◆ Auftrag ◆
Setze den Textauszug über Spekulation mit Aktienrückkäufen und Derivaten im Anschluss an seinen letzten Satz fort.

──────── Textauszug ────────

Zudem investierten viele Unternehmen das bei Banken erhältliche Gratisgeld sowie Gewinne nur zum kleineren Teil in die reale Wirtschaft. Vielmehr spekulierten sie damit an den Börsen. Sie kauften sogar Milliardenpakete eigener Aktien auf. Allein Konzerne, die an deutschen Börsen kotiert sind, kauften seit 2009 für weit über 50 Milliarden Euro eigene Aktien. Damit entzogen sie eigene Aktien dem Markt, was die Kurse der restlichen Aktien ihres Unternehmens zusätzlich in die Höhe trieb. Solche Aktienrückkäufe seien «zuweilen nichts anderes als legaler Betrug, weil sie den Aktienkurs pushen, die Vergütung des Managements treiben und keinen messbaren Beitrag zur Zukunft der Firma leisten», kommentierte Finanzjournalist Gabor Steingart in seinem «Morning Briefing».

Wenn die Menschen das Bank- und Geldsystem verstehen würden, gäbe es vermutlich eine Revolution noch vor morgen früh.

Das Zitat wird Henry Ford zugeschrieben

Selbst Zinssätze, die nur mässig steigen, könnten noch eine andere, oft übersehene Spekulations- und Schuldenblase zum Platzen bringen: Bei der Spekulation mit Derivaten, die häufig auf Kredit erfolgt, geht es in der Schweiz um Kontraktwerte von mehreren Millionen Milliarden (Millionen Milliarden) Franken. Das meiste sind Wetten auf Schwankungen der Aktienkurse. Wenn eine Gegenpartei ihren Verpflichtungen nicht nachkommen kann, könnte «diese riesige Menge an Derivaten eine unkontrollierbare Kettenreaktion erzeugen», warnte Finanzprofessor Marc Chesney von der Universität Zürich.

Wettrisiken sind Systemrisiken

In der Schweiz wird wie andernorts mit Finanzprodukten gewettet. Nach Angaben von Finanzprofessor Marc Chesney erreichen diese sogenannten Derivate einen Nominalwert, der im Oktober 2020 nach Angaben der SIX-Gruppe dem rund 27’000-Fachen des Schweizer Bruttoinlandprodukts entsprach. Die Fluktuation ist enorm, aber der Nominalwert der Derivate lag kürzlich immer noch beim 4’000-Fachen des Schweizer BIP. Einem CS-Jahresbericht war zu entnehmen, dass bei dieser Bank nur 0,1 Prozent der Derivate nützliche Absicherungsgeschäfte sind. Bei den restlichen 99,9 Prozent der Derivate handelt es sich um reine Wettgeschäftebei denen auf Ausfälle und den Bankrott von Firmen und Staaten gewettet wird.

──────── Datensatzzeilen ────────

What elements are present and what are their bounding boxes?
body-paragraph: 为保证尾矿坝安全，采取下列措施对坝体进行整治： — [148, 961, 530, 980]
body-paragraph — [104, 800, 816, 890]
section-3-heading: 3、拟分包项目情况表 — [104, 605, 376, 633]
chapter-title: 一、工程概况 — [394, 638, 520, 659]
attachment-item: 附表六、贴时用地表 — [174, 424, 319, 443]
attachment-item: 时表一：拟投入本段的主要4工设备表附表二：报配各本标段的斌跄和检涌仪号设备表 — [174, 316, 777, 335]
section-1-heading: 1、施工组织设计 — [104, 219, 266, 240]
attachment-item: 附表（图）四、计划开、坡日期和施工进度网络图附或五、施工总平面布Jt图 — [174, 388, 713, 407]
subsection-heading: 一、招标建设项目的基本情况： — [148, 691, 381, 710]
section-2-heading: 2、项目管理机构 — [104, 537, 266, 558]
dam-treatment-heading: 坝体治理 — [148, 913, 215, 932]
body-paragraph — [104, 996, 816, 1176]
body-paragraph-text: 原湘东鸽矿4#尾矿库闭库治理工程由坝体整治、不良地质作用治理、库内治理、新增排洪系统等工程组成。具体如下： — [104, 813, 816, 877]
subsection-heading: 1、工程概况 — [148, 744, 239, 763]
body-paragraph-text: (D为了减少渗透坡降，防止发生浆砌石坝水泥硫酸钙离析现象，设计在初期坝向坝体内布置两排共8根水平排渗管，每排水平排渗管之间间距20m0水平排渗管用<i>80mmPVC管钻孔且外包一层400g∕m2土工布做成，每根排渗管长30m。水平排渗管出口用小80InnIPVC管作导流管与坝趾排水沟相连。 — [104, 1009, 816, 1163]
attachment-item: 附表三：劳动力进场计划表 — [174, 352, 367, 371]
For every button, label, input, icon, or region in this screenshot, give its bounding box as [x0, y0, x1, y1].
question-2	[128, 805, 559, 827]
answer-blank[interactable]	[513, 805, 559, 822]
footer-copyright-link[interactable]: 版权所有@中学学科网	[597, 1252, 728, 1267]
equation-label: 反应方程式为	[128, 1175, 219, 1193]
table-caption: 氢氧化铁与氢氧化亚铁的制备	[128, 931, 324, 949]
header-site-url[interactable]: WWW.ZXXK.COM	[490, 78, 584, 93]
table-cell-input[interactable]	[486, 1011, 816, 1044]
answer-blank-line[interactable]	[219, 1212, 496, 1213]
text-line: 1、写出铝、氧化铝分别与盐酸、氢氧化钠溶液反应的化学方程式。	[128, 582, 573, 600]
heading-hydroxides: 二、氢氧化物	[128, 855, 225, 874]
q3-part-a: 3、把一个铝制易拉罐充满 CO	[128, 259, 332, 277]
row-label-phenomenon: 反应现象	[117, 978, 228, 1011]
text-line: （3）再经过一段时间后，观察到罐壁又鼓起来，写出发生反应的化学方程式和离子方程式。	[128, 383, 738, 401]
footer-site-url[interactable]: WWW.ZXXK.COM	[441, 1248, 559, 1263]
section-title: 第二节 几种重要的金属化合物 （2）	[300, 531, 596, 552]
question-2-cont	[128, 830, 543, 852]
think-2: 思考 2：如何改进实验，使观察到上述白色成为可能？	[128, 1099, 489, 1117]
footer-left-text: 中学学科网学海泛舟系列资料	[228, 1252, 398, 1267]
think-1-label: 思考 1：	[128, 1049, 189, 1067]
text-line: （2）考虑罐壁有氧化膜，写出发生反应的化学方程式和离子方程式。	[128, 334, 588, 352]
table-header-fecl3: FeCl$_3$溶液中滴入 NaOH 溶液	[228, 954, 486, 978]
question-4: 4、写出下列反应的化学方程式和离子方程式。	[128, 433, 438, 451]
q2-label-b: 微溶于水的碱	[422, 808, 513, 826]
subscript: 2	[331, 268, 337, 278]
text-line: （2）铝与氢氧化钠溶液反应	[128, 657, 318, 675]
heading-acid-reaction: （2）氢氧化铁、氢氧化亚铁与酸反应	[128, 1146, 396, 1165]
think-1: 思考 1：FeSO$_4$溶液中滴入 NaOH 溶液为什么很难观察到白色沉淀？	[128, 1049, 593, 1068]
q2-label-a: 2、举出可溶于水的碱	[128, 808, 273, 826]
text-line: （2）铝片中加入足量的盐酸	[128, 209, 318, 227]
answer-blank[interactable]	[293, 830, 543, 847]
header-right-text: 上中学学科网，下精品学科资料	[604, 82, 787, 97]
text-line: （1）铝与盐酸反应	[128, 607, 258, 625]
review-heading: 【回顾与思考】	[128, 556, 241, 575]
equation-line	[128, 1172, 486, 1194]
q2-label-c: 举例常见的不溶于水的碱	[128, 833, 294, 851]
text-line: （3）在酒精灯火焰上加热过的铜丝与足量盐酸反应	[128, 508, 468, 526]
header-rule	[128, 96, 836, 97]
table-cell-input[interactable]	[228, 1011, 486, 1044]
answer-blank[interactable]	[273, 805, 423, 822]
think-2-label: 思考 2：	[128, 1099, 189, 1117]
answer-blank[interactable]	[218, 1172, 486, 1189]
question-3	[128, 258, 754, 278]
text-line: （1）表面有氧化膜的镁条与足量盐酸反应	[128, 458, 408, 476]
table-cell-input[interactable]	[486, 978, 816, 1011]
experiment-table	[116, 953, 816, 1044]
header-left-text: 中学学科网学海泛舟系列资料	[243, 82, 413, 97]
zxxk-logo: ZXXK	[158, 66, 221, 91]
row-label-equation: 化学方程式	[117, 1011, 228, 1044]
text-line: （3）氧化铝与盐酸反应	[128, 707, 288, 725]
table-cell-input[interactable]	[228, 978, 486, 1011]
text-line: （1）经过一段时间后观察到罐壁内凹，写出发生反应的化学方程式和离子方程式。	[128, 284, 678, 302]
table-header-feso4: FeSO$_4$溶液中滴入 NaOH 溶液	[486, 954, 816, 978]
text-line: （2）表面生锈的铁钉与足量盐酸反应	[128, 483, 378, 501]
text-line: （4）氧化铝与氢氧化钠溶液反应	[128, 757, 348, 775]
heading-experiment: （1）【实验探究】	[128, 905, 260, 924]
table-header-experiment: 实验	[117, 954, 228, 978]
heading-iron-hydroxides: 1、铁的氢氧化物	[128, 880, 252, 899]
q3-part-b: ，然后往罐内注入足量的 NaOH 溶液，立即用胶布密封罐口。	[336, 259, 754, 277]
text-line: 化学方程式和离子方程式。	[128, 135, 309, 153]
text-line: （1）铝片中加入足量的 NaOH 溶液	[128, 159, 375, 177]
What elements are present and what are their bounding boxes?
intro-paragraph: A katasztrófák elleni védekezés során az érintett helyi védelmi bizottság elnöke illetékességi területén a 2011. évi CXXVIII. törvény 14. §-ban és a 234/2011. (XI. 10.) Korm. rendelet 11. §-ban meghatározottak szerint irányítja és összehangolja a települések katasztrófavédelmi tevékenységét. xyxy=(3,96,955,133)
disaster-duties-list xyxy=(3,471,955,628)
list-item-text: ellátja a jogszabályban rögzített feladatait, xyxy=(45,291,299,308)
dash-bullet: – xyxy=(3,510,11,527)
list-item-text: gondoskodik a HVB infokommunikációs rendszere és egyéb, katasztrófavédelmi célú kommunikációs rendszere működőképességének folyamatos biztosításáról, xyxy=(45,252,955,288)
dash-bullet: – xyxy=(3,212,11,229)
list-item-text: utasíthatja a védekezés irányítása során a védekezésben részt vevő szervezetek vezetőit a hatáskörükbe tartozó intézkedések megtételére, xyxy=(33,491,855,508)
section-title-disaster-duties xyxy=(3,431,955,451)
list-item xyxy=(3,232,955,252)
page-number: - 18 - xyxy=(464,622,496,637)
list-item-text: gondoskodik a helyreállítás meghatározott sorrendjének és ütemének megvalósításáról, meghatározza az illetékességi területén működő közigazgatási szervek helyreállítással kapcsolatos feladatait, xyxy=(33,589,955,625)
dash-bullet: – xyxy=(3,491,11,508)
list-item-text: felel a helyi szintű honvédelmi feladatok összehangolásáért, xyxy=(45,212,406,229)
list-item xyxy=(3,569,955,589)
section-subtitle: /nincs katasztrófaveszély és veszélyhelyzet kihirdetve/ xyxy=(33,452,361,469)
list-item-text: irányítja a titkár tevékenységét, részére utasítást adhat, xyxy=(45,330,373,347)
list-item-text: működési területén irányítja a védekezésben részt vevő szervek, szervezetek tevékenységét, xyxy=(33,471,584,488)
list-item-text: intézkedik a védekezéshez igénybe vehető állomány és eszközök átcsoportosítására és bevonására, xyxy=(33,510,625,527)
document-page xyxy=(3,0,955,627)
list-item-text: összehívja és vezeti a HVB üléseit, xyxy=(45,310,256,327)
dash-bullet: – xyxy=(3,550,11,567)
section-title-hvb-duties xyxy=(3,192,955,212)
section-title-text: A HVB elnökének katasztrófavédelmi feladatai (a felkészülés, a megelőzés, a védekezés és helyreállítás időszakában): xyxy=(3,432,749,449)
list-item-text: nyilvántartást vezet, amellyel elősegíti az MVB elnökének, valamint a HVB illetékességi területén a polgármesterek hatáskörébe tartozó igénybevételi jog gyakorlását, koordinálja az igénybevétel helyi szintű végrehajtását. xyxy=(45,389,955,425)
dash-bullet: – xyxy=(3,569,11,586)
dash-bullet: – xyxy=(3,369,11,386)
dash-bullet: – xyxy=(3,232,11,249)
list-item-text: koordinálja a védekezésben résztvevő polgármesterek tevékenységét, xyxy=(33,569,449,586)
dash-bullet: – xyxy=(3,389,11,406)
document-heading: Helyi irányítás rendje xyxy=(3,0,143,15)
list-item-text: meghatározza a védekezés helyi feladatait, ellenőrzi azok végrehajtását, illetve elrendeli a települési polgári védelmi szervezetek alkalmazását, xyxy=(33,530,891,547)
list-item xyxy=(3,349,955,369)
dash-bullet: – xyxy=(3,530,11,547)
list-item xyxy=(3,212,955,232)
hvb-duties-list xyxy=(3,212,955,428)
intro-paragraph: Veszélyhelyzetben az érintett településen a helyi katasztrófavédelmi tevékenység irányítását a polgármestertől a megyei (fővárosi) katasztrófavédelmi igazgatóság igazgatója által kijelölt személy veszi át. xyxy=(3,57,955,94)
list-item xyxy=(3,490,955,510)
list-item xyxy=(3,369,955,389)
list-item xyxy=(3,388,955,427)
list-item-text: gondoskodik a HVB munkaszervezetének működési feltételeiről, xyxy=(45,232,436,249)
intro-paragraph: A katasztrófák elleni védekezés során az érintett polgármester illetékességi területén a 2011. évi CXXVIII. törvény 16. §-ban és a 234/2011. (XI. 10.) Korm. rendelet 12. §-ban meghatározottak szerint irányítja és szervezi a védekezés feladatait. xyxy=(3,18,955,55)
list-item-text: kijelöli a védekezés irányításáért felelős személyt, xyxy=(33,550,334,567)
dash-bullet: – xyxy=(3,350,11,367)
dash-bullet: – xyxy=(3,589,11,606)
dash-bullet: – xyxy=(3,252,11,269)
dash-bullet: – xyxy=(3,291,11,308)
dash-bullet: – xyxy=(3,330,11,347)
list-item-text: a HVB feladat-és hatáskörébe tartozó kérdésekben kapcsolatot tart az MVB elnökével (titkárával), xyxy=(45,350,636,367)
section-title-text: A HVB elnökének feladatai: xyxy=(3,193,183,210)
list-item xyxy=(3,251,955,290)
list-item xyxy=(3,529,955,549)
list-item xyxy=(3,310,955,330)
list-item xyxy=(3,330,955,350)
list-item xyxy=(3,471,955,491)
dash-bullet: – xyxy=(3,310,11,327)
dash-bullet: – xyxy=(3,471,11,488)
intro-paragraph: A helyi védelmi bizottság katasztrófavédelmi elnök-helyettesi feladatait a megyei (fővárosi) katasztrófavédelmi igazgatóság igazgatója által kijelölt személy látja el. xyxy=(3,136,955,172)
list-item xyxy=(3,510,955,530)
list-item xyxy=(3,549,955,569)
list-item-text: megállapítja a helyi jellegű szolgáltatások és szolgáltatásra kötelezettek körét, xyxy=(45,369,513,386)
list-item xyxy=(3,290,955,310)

────────

◆ Antwort ◆
Die mit diesen Wetten eingegangenen Risiken umschreibt Chesney wie folgt: «Wenn wir heute eine Wette von 100 Franken darüber abschliessen, wie das Wetter morgen sein wird, besteht kein Systemrisiko. Wenn aber auf Ausfälle von Finanzinstituten gewettet wird, können Millionen Menschen ihre Arbeit und ihre Wohnung verlieren, wie der Bankrott von Lehman Brothers gezeigt hat.»

Billion um Billion

Das Resultat der Billigzins- und Geldschwemme-Politik der Notenbanken ist eine gigantische Umverteilung von Vermögen von unten nach oben. Gemäss dem Wirtschaftsmagazin «Forbes» nahm das Vermögen der rund 2600 Milliardäre auf dieser Erde im Jahr 2020 um 1,9 Billionen Dollar zu und im laufenden Jahr um weitere 1,6 Billionen Dollar. Auch Millionäre mit Immobilien- und Aktienbesitz konnten einer wundersamen Vermehrung ihrer Werte nur zusehen. In Deutschland stieg die Zahl der Millionäre allein im Jahr 2020 um 70’000 auf 1’535’000. Steuern zahlen viele am steuergünstigen oder pauschalbesteuerten Zweit- oder Drittwohnsitz. Im Todesfall geht das ganze Vermögen an die Erben. In der Schweiz gibt es für direkte Erben keine Erbschaftssteuer. Das allerdings hat das Volk in einer Abstimmung demokratisch so entschieden.

Politiker namentlich der Rechtsparteien, welche die soziale Umverteilung des Staates mittels Steuern und Sozialleistungen gerne kritisieren, müssten eigentlich die viel grössere Umverteilung anprangern, welche die Geldpolitik der Notenbanken verursacht. Doch Umverteilung ist nicht gleich Umverteilung. Von dieser Umverteilung profitieren diejenigen, die schon reich sind und die bevorzugt Parteien des rechten Spektrums wählen.

Foto: Goldorfe auf Pixabay

Im Falle eines Crashs kommen Reiche und Superreiche am besten weg

Ohne eine Umkehr der heutigen Finanz- und Wirtschaftspolitik wird das unberechenbare Risiko eingegangen, dass die gigantische Finanzblase eines Tages fürchterlich platzt. Den Crash werden Reiche und Superreiche am besten überleben, weil sie mit einem genügenden Puffer und genügend Besitz vorgesorgt haben. Das Elend wird die anderen treffen, die von Erwerbsarbeit und Renten abhängig sind.

Deshalb sind es diese sozial und wirtschaftlich Schwachen, die an einem zwar unbequemen, aber geordneten Ausstieg aus dem laufenden Hochrisikopoker, den die Notenbanken veranstalten, am meisten interessiert sein müssten.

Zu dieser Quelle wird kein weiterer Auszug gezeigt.